WHAT TO DO: Select the lines of the records containing the word "darauf" and list them.

______

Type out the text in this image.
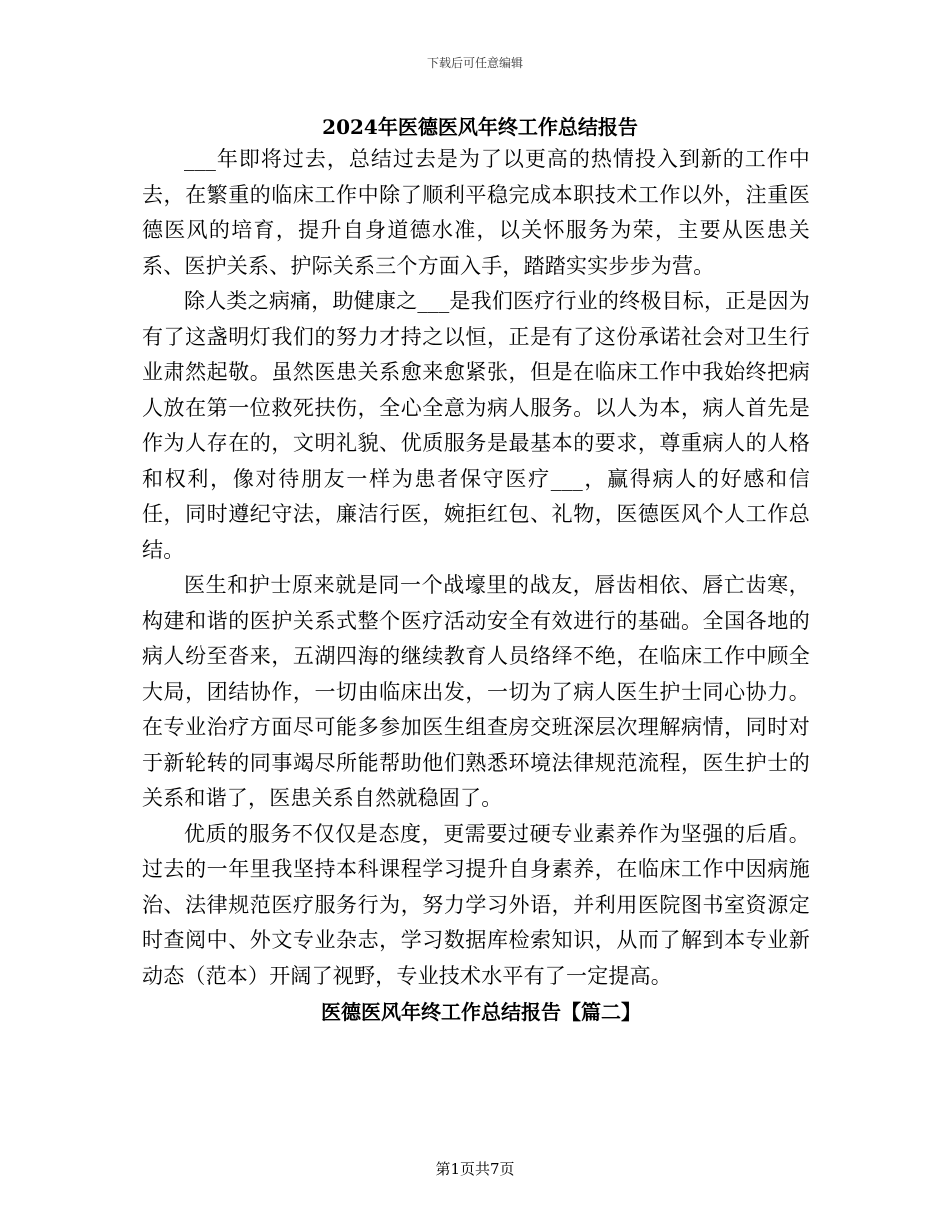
下载后可任意编辑
2024年医德医风年终工作总结报告

___年即将过去，总结过去是为了以更高的热情投入到新的工作中去，在繁重的临床工作中除了顺利平稳完成本职技术工作以外，注重医德医风的培育，提升自身道德水准，以关怀服务为荣，主要从医患关系、医护关系、护际关系三个方面入手，踏踏实实步步为营。

除人类之病痛，助健康之___是我们医疗行业的终极目标，正是因为有了这盏明灯我们的努力才持之以恒，正是有了这份承诺社会对卫生行业肃然起敬。虽然医患关系愈来愈紧张，但是在临床工作中我始终把病人放在第一位救死扶伤，全心全意为病人服务。以人为本，病人首先是作为人存在的，文明礼貌、优质服务是最基本的要求，尊重病人的人格和权利，像对待朋友一样为患者保守医疗___，赢得病人的好感和信任，同时遵纪守法，廉洁行医，婉拒红包、礼物，医德医风个人工作总结。

医生和护士原来就是同一个战壕里的战友，唇齿相依、唇亡齿寒，构建和谐的医护关系式整个医疗活动安全有效进行的基础。全国各地的病人纷至沓来，五湖四海的继续教育人员络绎不绝，在临床工作中顾全大局，团结协作，一切由临床出发，一切为了病人医生护士同心协力。在专业治疗方面尽可能多参加医生组查房交班深层次理解病情，同时对于新轮转的同事竭尽所能帮助他们熟悉环境法律规范流程，医生护士的关系和谐了，医患关系自然就稳固了。

优质的服务不仅仅是态度，更需要过硬专业素养作为坚强的后盾。过去的一年里我坚持本科课程学习提升自身素养，在临床工作中因病施治、法律规范医疗服务行为，努力学习外语，并利用医院图书室资源定时查阅中、外文专业杂志，学习数据库检索知识，从而了解到本专业新动态（范本）开阔了视野，专业技术水平有了一定提高。

医德医风年终工作总结报告【篇二】
第1页共7页
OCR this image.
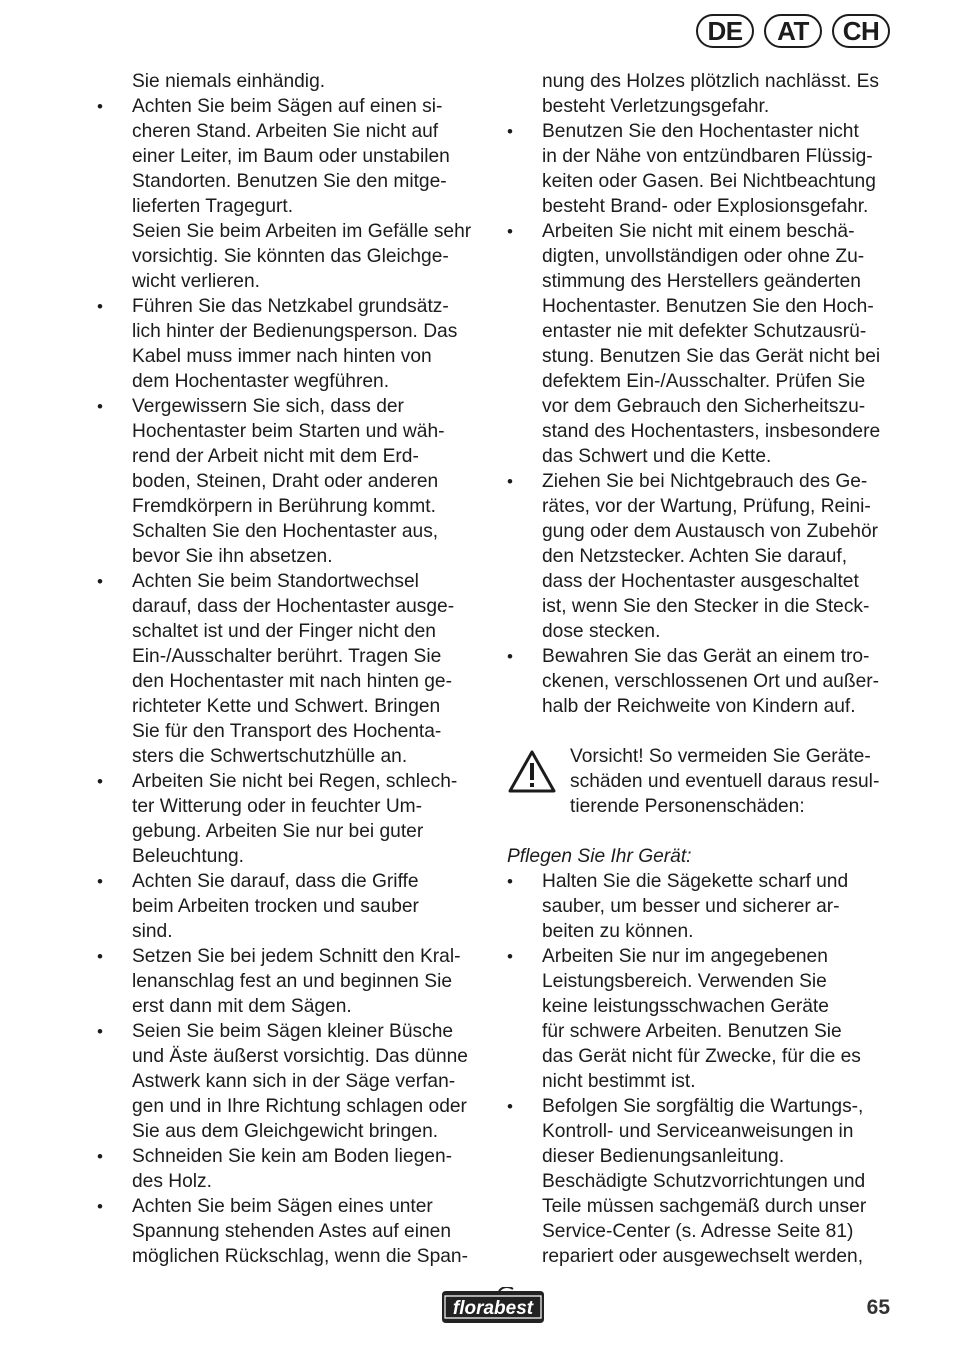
DE	AT	CH
Sie niemals einhändig.
• Achten Sie beim Sägen auf einen si-
cheren Stand. Arbeiten Sie nicht auf
einer Leiter, im Baum oder unstabilen
Standorten. Benutzen Sie den mitge-
lieferten Tragegurt.
Seien Sie beim Arbeiten im Gefälle sehr
vorsichtig. Sie könnten das Gleichge-
wicht verlieren.
• Führen Sie das Netzkabel grundsätz-
lich hinter der Bedienungsperson. Das
Kabel muss immer nach hinten von
dem Hochentaster wegführen.
• Vergewissern Sie sich, dass der
Hochentaster beim Starten und wäh-
rend der Arbeit nicht mit dem Erd-
boden, Steinen, Draht oder anderen
Fremdkörpern in Berührung kommt.
Schalten Sie den Hochentaster aus,
bevor Sie ihn absetzen.
• Achten Sie beim Standortwechsel
darauf, dass der Hochentaster ausge-
schaltet ist und der Finger nicht den
Ein-/Ausschalter berührt. Tragen Sie
den Hochentaster mit nach hinten ge-
richteter Kette und Schwert. Bringen
Sie für den Transport des Hochenta-
sters die Schwertschutzhülle an.
• Arbeiten Sie nicht bei Regen, schlech-
ter Witterung oder in feuchter Um-
gebung. Arbeiten Sie nur bei guter
Beleuchtung.
• Achten Sie darauf, dass die Griffe
beim Arbeiten trocken und sauber
sind.
• Setzen Sie bei jedem Schnitt den Kral-
lenanschlag fest an und beginnen Sie
erst dann mit dem Sägen.
• Seien Sie beim Sägen kleiner Büsche
und Äste äußerst vorsichtig. Das dünne
Astwerk kann sich in der Säge verfan-
gen und in Ihre Richtung schlagen oder
Sie aus dem Gleichgewicht bringen.
• Schneiden Sie kein am Boden liegen-
des Holz.
• Achten Sie beim Sägen eines unter
Spannung stehenden Astes auf einen
möglichen Rückschlag, wenn die Span-
nung des Holzes plötzlich nachlässt. Es
besteht Verletzungsgefahr.
• Benutzen Sie den Hochentaster nicht
in der Nähe von entzündbaren Flüssig-
keiten oder Gasen. Bei Nichtbeachtung
besteht Brand- oder Explosionsgefahr.
• Arbeiten Sie nicht mit einem beschä-
digten, unvollständigen oder ohne Zu-
stimmung des Herstellers geänderten
Hochentaster. Benutzen Sie den Hoch-
entaster nie mit defekter Schutzausrü-
stung. Benutzen Sie das Gerät nicht bei
defektem Ein-/Ausschalter. Prüfen Sie
vor dem Gebrauch den Sicherheitszu-
stand des Hochentasters, insbesondere
das Schwert und die Kette.
• Ziehen Sie bei Nichtgebrauch des Ge-
rätes, vor der Wartung, Prüfung, Reini-
gung oder dem Austausch von Zubehör
den Netzstecker. Achten Sie darauf,
dass der Hochentaster ausgeschaltet
ist, wenn Sie den Stecker in die Steck-
dose stecken.
• Bewahren Sie das Gerät an einem tro-
ckenen, verschlossenen Ort und außer-
halb der Reichweite von Kindern auf.
Vorsicht! So vermeiden Sie Geräte-
schäden und eventuell daraus resul-
tierende Personenschäden:
Pflegen Sie Ihr Gerät:
• Halten Sie die Sägekette scharf und
sauber, um besser und sicherer ar-
beiten zu können.
• Arbeiten Sie nur im angegebenen
Leistungsbereich. Verwenden Sie
keine leistungsschwachen Geräte
für schwere Arbeiten. Benutzen Sie
das Gerät nicht für Zwecke, für die es
nicht bestimmt ist.
• Befolgen Sie sorgfältig die Wartungs-,
Kontroll- und Serviceanweisungen in
dieser Bedienungsanleitung.
Beschädigte Schutzvorrichtungen und
Teile müssen sachgemäß durch unser
Service-Center (s. Adresse Seite 81)
repariert oder ausgewechselt werden,
florabest	65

______

EXPECTED OUTPUT:
darauf, dass der Hochentaster ausge-
• Achten Sie darauf, dass die Griffe
den Netzstecker. Achten Sie darauf,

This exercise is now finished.